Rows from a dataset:
──────────────────────────────
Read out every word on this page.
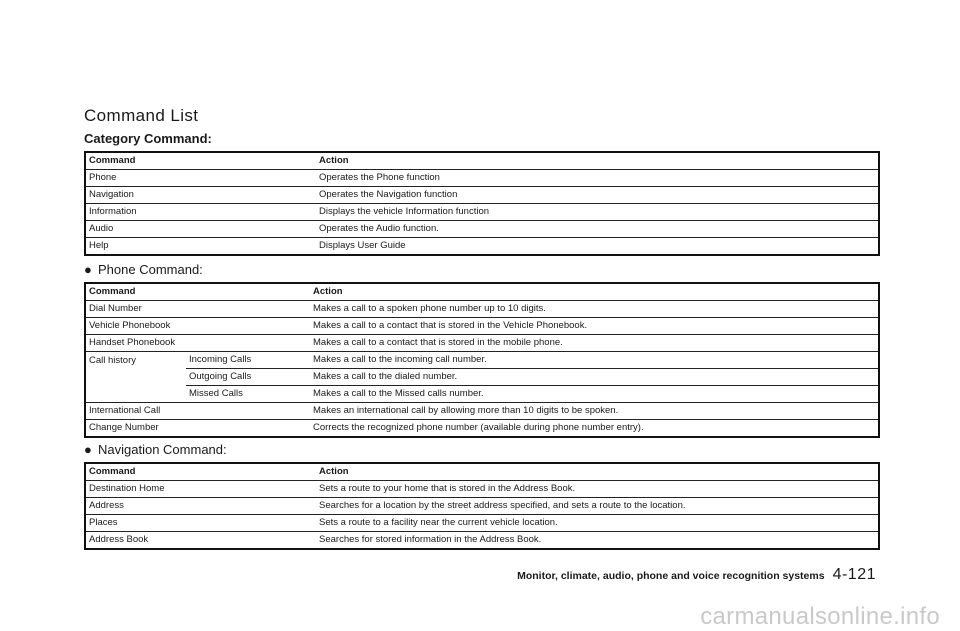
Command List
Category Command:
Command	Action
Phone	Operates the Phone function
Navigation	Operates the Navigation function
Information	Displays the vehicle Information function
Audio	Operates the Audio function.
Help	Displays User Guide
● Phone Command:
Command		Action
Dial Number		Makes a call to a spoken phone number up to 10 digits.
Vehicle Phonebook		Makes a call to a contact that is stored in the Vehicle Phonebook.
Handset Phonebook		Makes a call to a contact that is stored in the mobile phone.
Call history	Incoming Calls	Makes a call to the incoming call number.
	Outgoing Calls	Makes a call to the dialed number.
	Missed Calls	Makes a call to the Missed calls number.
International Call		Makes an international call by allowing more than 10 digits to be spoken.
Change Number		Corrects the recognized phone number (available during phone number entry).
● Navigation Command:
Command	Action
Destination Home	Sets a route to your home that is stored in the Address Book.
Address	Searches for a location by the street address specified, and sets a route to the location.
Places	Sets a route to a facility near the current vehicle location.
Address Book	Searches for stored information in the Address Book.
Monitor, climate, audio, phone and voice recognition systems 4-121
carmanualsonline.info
──────────────────────────────
= WHAT IS EXPECTED =
Search the entries for "Address" and copy out each line that has it.

= THE COMPLETED TASK =
Destination Home	Sets a route to your home that is stored in the Address Book.
Address	Searches for a location by the street address specified, and sets a route to the location.
Address Book	Searches for stored information in the Address Book.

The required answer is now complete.